• GOAL OF THE EXERCISE
Every record below should be printed exactly as it appears.

• EXERCISE MATERIALS
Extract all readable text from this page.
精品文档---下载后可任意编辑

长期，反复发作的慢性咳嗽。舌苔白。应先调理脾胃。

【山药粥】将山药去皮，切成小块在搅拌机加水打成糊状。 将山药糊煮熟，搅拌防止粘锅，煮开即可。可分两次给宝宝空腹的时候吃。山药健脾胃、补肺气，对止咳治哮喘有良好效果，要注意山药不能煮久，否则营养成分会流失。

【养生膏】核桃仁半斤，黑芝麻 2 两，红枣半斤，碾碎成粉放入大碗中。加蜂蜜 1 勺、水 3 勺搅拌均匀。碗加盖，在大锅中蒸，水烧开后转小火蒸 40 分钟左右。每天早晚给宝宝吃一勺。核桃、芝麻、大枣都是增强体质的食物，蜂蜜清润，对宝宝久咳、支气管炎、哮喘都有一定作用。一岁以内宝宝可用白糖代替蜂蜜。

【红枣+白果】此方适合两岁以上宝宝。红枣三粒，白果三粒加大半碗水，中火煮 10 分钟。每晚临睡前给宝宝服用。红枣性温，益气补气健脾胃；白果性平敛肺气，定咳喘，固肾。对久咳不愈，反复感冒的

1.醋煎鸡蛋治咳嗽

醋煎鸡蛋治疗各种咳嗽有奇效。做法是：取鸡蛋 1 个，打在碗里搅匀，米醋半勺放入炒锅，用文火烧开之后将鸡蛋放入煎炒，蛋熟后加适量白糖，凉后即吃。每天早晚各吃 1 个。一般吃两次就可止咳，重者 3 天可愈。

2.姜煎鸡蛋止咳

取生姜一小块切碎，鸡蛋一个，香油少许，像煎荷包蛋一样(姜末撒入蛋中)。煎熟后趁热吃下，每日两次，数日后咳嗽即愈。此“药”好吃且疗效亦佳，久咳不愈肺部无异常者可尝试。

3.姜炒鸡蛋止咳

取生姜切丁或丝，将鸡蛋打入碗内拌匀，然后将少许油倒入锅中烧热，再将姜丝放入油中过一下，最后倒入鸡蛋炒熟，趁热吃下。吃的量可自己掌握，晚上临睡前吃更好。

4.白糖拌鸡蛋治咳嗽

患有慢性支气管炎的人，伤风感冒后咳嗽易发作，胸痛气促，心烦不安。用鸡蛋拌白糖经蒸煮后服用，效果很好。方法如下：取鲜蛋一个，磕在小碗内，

• RIGHT ANSWER
Extract all readable text from this page.
精品文档---下载后可任意编辑

长期，反复发作的慢性咳嗽。舌苔白。应先调理脾胃。

【山药粥】将山药去皮，切成小块在搅拌机加水打成糊状。 将山药糊煮熟，搅拌防止粘锅，煮开即可。可分两次给宝宝空腹的时候吃。山药健脾胃、补肺气，对止咳治哮喘有良好效果，要注意山药不能煮久，否则营养成分会流失。

【养生膏】核桃仁半斤，黑芝麻 2 两，红枣半斤，碾碎成粉放入大碗中。加蜂蜜 1 勺、水 3 勺搅拌均匀。碗加盖，在大锅中蒸，水烧开后转小火蒸 40 分钟左右。每天早晚给宝宝吃一勺。核桃、芝麻、大枣都是增强体质的食物，蜂蜜清润，对宝宝久咳、支气管炎、哮喘都有一定作用。一岁以内宝宝可用白糖代替蜂蜜。

【红枣+白果】此方适合两岁以上宝宝。红枣三粒，白果三粒加大半碗水，中火煮 10 分钟。每晚临睡前给宝宝服用。红枣性温，益气补气健脾胃；白果性平敛肺气，定咳喘，固肾。对久咳不愈，反复感冒的

1.醋煎鸡蛋治咳嗽

醋煎鸡蛋治疗各种咳嗽有奇效。做法是：取鸡蛋 1 个，打在碗里搅匀，米醋半勺放入炒锅，用文火烧开之后将鸡蛋放入煎炒，蛋熟后加适量白糖，凉后即吃。每天早晚各吃 1 个。一般吃两次就可止咳，重者 3 天可愈。

2.姜煎鸡蛋止咳

取生姜一小块切碎，鸡蛋一个，香油少许，像煎荷包蛋一样(姜末撒入蛋中)。煎熟后趁热吃下，每日两次，数日后咳嗽即愈。此“药”好吃且疗效亦佳，久咳不愈肺部无异常者可尝试。

3.姜炒鸡蛋止咳

取生姜切丁或丝，将鸡蛋打入碗内拌匀，然后将少许油倒入锅中烧热，再将姜丝放入油中过一下，最后倒入鸡蛋炒熟，趁热吃下。吃的量可自己掌握，晚上临睡前吃更好。

4.白糖拌鸡蛋治咳嗽

患有慢性支气管炎的人，伤风感冒后咳嗽易发作，胸痛气促，心烦不安。用鸡蛋拌白糖经蒸煮后服用，效果很好。方法如下：取鲜蛋一个，磕在小碗内，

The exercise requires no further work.